__Énoncé__
Répondez à ces questions sur l'extrait consacré au fret :
1. Quel mécanisme Jayen Chellum propose-t-il de développer ?
2. Quelle fonction Suttyhudeo Tengur occupe-t-il ?
3. Combien de grandes compagnies dominent le transport maritime mondial selon Suttyhudeo Tengur ?

======== Extrait fourni ========

Pour Jayen Chellum, il est impératif que le gouvernement institue rapidement un comité pour étudier toutes les solutions possibles. « Il faut développer un mécanisme visant à subventionner le fret », propose-t-il, soulignant la nécessité d’actions concrètes pour « alléger le fardeau financier des consommateurs ».
Diplomatie économique
Suttyhudeo Tengur, directeur de l’Association pour la protection de l’environnement et des consommateurs (Apec), estime que le fret « ne baissera pas dans les mois à venir ». Il souligne que trois grandes compagnies dominent le transport maritime mondial. « Y a-t-il une collusion entre ces trois compagnies ? », demande-t-il.

======== Données sources ========

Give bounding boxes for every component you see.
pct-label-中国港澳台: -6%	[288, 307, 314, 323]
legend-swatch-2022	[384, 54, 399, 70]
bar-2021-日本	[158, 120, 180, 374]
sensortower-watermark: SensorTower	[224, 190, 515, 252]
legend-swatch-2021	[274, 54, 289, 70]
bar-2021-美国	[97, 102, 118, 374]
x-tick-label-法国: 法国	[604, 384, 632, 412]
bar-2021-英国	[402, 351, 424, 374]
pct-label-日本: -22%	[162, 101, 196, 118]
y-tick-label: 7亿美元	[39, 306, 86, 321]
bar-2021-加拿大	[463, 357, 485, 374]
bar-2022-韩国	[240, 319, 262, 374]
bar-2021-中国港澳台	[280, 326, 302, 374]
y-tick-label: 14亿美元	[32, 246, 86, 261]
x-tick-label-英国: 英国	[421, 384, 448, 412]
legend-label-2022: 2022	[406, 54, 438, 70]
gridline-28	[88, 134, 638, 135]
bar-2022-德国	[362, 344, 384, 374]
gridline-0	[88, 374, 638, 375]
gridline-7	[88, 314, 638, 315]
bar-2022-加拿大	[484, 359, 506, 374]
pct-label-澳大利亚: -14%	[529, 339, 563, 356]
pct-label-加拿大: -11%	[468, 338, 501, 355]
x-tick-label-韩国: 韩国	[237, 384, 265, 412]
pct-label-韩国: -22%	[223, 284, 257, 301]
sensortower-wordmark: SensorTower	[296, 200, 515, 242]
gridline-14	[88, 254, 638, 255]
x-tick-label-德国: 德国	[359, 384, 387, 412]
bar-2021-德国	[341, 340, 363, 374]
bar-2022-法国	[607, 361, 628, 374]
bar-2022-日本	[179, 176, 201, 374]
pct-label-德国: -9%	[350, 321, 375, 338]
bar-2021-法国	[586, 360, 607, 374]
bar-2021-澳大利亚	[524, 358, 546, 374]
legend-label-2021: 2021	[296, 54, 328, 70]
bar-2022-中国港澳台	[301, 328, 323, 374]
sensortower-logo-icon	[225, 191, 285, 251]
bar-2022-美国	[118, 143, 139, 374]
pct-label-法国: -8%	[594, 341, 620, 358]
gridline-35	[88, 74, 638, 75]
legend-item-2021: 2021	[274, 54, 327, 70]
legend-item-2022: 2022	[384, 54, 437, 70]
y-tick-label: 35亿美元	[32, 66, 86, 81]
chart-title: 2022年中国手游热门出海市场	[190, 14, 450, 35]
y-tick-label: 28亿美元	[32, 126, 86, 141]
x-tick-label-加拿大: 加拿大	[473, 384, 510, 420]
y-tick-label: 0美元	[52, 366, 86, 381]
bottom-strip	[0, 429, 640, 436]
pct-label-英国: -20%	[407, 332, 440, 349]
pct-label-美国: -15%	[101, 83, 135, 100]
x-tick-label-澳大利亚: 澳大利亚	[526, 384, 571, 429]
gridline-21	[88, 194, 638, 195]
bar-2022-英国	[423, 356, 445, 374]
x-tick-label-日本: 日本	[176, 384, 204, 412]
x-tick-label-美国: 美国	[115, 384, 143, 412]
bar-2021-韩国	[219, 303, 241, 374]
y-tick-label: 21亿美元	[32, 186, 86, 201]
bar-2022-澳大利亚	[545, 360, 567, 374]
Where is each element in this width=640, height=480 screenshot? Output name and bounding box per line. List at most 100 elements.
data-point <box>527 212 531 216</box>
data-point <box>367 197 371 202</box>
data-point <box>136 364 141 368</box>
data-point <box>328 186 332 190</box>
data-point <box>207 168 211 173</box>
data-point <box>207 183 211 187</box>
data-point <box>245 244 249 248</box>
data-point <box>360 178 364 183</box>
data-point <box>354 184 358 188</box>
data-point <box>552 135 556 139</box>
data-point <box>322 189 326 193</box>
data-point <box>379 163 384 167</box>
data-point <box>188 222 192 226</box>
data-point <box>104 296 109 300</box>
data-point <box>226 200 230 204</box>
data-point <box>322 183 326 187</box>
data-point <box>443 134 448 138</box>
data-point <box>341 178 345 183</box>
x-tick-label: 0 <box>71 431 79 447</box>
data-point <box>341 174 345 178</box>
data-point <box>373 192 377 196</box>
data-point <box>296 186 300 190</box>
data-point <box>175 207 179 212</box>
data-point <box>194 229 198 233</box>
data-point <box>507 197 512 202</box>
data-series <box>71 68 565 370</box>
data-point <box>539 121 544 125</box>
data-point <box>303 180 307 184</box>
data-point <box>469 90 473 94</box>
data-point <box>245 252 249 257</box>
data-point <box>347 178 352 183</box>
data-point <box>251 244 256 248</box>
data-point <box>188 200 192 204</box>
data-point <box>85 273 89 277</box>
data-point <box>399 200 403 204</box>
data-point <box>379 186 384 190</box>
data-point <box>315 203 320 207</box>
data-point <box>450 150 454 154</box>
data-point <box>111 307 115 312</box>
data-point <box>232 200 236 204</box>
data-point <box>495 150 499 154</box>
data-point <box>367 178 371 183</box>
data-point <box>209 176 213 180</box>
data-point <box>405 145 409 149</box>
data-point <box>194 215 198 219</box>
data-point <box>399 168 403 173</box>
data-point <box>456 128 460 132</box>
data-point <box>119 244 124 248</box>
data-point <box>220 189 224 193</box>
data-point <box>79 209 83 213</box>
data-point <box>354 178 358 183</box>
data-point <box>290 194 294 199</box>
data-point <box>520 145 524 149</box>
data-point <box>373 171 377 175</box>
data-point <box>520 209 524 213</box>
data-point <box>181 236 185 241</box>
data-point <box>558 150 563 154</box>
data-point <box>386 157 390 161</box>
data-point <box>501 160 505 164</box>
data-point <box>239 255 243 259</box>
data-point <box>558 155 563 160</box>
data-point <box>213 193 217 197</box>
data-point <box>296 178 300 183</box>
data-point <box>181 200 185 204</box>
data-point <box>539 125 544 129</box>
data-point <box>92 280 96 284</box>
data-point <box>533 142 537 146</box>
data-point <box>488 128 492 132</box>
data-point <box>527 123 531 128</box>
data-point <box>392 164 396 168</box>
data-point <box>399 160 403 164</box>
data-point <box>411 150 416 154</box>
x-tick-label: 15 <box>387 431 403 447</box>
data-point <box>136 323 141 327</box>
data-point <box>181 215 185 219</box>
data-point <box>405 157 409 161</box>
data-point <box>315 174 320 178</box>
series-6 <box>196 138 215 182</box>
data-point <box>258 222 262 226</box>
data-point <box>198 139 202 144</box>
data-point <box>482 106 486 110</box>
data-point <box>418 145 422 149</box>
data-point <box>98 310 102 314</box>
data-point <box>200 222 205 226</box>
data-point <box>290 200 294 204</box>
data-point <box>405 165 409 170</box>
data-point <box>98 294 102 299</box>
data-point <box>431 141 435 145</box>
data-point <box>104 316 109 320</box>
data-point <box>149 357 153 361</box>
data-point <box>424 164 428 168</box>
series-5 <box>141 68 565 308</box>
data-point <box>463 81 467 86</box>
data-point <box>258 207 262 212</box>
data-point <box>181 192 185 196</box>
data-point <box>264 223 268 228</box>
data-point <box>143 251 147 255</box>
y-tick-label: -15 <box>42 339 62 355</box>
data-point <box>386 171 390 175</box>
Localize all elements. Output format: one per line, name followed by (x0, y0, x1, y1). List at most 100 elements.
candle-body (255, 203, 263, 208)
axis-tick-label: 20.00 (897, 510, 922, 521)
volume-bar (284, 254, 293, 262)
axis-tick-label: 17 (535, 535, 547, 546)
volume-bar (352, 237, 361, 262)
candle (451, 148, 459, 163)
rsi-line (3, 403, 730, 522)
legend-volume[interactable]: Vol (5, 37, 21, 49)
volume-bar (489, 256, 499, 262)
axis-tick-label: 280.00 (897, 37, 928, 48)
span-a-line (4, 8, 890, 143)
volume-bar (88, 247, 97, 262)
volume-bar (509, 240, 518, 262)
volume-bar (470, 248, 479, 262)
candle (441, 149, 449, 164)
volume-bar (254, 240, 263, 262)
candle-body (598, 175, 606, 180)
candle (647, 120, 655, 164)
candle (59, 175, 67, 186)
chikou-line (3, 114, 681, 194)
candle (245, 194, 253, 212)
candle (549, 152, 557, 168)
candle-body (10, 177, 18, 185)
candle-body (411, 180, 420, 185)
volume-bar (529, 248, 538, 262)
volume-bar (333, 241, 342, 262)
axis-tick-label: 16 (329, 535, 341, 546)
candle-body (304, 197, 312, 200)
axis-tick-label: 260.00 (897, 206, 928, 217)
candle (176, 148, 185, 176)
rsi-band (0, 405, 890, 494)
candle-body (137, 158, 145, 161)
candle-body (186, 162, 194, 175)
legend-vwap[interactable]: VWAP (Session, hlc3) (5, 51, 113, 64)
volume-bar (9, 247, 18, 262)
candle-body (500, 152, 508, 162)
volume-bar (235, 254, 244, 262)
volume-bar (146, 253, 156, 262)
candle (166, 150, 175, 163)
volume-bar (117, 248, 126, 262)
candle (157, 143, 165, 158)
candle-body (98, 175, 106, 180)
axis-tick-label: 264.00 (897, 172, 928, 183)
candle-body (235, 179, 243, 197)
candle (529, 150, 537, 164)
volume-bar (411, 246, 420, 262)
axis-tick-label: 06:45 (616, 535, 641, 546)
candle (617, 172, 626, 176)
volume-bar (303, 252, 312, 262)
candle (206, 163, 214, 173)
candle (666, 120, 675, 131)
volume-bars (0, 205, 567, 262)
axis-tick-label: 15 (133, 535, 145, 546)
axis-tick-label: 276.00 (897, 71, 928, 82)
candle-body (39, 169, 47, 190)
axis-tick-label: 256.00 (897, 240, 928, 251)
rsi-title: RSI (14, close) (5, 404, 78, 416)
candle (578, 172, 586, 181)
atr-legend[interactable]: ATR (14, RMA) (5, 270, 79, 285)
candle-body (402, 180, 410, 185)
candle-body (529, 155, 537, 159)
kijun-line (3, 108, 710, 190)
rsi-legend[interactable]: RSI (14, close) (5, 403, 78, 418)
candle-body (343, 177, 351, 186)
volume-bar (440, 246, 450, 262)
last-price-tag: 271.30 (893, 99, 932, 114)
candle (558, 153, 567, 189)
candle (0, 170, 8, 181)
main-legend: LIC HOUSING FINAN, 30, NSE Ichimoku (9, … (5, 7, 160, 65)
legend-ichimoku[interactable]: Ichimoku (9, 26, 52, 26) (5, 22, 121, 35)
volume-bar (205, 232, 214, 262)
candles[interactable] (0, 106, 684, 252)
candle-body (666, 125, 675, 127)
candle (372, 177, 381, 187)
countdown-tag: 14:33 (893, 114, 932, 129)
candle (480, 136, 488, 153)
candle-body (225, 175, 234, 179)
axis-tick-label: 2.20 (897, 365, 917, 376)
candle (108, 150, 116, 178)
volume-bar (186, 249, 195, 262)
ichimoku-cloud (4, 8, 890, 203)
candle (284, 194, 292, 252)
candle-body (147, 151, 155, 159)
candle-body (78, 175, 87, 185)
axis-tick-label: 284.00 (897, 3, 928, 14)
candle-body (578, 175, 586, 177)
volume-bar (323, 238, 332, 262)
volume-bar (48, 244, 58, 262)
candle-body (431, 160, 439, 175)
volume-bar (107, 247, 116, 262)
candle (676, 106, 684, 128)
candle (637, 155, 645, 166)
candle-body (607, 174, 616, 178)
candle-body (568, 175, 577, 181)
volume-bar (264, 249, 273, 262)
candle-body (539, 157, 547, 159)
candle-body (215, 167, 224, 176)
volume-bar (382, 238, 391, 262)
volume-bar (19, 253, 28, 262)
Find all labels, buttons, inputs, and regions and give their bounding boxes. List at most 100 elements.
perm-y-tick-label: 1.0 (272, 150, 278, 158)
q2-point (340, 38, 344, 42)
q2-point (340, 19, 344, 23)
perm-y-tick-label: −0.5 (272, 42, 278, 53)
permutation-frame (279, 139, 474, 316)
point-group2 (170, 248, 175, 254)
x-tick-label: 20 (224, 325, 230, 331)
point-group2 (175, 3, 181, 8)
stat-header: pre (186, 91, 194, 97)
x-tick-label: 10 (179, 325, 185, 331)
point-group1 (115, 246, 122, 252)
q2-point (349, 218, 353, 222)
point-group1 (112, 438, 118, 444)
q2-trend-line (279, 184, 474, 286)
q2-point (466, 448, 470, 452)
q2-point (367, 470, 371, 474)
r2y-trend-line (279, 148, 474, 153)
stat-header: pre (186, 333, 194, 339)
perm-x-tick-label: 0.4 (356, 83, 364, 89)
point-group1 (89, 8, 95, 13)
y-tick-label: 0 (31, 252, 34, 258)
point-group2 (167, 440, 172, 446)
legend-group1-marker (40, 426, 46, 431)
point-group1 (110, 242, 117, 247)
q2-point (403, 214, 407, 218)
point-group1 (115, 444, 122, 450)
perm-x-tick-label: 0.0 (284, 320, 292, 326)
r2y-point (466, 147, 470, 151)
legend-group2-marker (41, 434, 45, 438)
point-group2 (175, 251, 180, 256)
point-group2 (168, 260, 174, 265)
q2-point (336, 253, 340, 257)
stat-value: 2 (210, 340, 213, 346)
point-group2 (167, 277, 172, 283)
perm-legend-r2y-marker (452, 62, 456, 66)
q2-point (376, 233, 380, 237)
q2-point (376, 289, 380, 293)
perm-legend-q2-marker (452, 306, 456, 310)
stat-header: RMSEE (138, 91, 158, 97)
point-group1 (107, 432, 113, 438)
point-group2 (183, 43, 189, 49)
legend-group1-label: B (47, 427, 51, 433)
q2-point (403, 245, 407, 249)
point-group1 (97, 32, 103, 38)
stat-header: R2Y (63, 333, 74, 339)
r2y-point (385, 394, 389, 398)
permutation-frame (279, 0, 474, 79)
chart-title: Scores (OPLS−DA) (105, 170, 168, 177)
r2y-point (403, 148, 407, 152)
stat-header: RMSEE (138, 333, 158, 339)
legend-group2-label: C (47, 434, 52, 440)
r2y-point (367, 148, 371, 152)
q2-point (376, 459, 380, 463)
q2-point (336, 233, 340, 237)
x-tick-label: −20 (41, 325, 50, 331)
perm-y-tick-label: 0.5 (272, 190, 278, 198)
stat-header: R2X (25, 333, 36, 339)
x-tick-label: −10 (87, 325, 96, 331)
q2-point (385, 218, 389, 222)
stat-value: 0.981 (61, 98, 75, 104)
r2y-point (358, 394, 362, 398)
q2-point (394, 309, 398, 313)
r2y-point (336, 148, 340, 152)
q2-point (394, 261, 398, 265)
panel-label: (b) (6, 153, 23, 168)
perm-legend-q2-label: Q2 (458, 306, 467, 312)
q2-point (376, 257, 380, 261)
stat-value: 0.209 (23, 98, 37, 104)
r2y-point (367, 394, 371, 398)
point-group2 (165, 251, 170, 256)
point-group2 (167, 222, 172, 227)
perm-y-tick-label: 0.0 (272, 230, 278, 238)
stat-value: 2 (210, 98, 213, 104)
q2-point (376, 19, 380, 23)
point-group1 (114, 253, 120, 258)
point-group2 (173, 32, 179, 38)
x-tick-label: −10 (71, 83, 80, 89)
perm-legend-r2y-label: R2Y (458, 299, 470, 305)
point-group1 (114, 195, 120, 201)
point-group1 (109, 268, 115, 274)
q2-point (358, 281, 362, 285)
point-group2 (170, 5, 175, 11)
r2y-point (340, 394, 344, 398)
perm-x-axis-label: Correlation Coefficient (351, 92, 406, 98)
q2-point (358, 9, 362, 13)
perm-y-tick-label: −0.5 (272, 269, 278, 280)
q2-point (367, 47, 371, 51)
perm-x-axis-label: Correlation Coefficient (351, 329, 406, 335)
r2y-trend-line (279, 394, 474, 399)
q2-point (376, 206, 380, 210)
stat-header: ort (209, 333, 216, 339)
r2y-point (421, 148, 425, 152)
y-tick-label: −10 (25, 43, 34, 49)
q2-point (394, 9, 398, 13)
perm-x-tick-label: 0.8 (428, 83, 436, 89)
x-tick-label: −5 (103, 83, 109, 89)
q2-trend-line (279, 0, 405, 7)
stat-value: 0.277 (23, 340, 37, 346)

========

__Résultat de l'exercice__
1. Un mécanisme visant à subventionner le fret.
2. Il est directeur de l'Association pour la protection de l'environnement et des consommateurs (Apec).
3. Trois.